Given text
# # # # #

Quantum Speed Limit Quantified by the Changing Rate of Phase

The quantum speed limit is important in determining the minimum evolution time of a quantum system, and thus is essential for quantum community. In this Letter, we derive a novel unified quantum speed limit bound for Hermitian and non-Hermitian quantum systems. The bound is quantified by the changing rate of phase of the quantum system, which represents the transmission mode of the quantum states over their evolution. The bound leads to further insights beyond the previous bounds on concrete evolution modes of the quantum system, such as horizontal or parallel transition or horizontal joining of the two quantum states in Hilbert space. The bound is linked to the feasibility of the evolutions of the state vectors, and provides a tighter upper bound. In addition, the generalized Margolus-Levitin bound is discussed.

# # # # #

Data records

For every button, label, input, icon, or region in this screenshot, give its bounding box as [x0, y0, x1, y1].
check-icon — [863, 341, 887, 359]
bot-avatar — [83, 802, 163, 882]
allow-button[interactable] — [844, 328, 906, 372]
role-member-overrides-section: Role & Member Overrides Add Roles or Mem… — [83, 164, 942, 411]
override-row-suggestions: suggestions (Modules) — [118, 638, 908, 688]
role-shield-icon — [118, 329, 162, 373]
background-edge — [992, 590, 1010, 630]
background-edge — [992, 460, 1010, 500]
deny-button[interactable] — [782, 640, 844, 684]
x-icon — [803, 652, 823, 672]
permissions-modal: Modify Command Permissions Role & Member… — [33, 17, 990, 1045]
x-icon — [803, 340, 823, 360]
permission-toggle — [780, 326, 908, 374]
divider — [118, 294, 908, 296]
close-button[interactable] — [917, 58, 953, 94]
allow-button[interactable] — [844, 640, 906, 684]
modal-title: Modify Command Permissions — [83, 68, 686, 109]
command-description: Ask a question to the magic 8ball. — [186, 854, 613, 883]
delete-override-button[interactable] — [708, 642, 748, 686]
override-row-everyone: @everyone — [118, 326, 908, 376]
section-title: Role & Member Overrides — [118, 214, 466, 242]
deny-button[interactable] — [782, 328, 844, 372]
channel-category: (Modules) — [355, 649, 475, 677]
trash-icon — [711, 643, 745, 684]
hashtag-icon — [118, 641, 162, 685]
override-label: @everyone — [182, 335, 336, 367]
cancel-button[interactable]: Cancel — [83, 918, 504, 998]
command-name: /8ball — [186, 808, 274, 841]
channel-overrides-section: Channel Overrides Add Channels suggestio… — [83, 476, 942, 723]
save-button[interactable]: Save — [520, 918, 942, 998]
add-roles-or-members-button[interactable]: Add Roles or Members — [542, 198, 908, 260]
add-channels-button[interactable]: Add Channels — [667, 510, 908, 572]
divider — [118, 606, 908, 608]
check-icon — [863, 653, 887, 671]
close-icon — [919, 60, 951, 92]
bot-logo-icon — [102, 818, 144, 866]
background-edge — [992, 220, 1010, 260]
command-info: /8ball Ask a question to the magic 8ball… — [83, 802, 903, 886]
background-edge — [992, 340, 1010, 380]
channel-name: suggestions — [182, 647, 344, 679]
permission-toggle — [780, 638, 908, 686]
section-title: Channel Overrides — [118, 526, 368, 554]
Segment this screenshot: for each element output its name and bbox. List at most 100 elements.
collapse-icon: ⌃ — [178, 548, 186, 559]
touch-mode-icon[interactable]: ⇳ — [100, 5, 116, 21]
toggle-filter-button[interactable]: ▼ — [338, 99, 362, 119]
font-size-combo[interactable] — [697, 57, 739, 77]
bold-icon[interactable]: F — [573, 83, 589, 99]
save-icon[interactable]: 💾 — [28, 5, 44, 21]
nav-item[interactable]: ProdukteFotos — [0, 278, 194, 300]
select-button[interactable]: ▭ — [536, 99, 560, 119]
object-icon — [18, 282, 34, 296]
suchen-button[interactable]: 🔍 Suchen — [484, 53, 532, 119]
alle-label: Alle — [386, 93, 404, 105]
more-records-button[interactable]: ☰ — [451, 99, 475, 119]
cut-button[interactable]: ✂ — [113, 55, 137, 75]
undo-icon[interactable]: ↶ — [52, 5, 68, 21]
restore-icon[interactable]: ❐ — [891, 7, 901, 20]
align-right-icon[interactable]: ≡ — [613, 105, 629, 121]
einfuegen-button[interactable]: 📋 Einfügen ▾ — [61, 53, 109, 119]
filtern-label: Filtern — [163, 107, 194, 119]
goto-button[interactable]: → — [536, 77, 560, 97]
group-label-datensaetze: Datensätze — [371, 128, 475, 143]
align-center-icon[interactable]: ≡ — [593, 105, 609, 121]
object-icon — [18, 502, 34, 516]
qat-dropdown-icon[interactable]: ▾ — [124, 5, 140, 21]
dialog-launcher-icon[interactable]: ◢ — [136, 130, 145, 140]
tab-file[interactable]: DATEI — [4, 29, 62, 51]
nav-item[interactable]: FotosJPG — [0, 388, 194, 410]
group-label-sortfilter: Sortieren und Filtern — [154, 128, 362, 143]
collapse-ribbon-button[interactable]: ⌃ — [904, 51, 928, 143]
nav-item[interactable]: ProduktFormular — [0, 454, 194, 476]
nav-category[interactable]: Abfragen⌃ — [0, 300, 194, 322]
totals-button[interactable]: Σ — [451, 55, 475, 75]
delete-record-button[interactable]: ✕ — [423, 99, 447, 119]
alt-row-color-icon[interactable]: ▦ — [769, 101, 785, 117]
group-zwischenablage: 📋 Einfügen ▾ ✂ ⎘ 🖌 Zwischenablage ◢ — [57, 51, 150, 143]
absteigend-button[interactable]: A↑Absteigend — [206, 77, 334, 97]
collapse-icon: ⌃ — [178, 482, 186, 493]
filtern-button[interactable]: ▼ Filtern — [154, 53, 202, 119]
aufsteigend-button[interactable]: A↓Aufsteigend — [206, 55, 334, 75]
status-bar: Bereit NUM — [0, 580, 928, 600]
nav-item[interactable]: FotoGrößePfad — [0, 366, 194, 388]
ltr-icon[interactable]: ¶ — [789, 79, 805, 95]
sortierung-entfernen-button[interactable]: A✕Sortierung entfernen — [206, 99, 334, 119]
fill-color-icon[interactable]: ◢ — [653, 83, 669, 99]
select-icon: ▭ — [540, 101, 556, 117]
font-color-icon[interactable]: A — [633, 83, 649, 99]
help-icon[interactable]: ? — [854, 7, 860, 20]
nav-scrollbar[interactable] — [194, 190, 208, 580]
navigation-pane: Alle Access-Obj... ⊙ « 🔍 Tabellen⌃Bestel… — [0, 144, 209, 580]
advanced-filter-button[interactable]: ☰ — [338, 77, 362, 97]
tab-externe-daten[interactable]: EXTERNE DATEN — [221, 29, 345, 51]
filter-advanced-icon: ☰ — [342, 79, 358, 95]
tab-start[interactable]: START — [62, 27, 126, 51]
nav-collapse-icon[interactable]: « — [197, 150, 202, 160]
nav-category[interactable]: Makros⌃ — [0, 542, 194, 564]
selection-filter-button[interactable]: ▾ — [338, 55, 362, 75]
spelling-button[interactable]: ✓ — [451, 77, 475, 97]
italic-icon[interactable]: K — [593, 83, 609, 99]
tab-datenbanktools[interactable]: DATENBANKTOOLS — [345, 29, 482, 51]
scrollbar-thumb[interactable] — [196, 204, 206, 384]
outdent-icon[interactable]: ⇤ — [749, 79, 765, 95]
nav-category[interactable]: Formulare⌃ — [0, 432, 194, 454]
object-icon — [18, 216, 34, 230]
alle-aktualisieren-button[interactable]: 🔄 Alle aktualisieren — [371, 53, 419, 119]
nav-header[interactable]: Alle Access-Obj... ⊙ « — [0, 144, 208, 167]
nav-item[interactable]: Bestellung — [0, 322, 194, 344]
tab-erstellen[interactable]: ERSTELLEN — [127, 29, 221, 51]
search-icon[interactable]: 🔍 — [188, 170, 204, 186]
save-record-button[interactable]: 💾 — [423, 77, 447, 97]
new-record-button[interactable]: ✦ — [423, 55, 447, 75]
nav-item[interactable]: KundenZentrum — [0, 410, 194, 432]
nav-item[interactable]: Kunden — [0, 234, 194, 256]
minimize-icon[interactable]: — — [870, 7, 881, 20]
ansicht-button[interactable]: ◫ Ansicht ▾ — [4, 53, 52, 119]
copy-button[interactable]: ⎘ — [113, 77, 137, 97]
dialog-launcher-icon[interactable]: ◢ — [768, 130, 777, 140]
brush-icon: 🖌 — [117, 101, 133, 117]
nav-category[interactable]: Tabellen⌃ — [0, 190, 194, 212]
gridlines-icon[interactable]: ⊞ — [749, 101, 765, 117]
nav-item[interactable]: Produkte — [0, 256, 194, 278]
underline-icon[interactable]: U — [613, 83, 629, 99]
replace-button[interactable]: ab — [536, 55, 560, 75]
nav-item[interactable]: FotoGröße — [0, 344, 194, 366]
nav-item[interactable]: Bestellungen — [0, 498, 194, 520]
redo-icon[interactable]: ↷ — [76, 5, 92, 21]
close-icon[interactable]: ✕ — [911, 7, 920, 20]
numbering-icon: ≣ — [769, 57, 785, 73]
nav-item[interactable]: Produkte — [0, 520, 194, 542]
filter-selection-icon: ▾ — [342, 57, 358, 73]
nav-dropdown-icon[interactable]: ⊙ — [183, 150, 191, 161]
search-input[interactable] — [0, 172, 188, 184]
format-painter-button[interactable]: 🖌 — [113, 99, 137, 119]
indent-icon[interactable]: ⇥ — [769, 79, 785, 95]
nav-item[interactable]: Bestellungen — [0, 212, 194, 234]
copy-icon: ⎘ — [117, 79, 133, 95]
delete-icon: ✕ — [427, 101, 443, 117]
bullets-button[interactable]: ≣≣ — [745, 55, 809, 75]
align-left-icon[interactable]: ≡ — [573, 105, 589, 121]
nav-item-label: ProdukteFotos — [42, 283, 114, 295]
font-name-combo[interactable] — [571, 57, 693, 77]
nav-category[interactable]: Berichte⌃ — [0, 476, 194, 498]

# # # # #

Extend the quantum speed limit abstract, picking up directly after its final sentence. The lines play no role here.

Figure 1

Sketch of quantum system evolution in the Hilbert space $\mathscr{H}$ with the projection of its evolution paths in base manifold $ℬ$.

Figure 2

$ϵ$ as a function $p_0$ [panel (a)] and $\beta /k$ [panel (b)] in the initial state. The solid red lines denote our results from Eq. (15) [panel (a)] and Eq. (18) [panel (b)]. The dashed blue lines denote the results from Eq. (25) and Eq. (31) of Ref. [47]. The other parameters for panel (a) are $E_1=18$, $E_2=40$ and those for panel (b) are $k=40$, $E_1=18$, $\beta =(\alpha -1)/4$.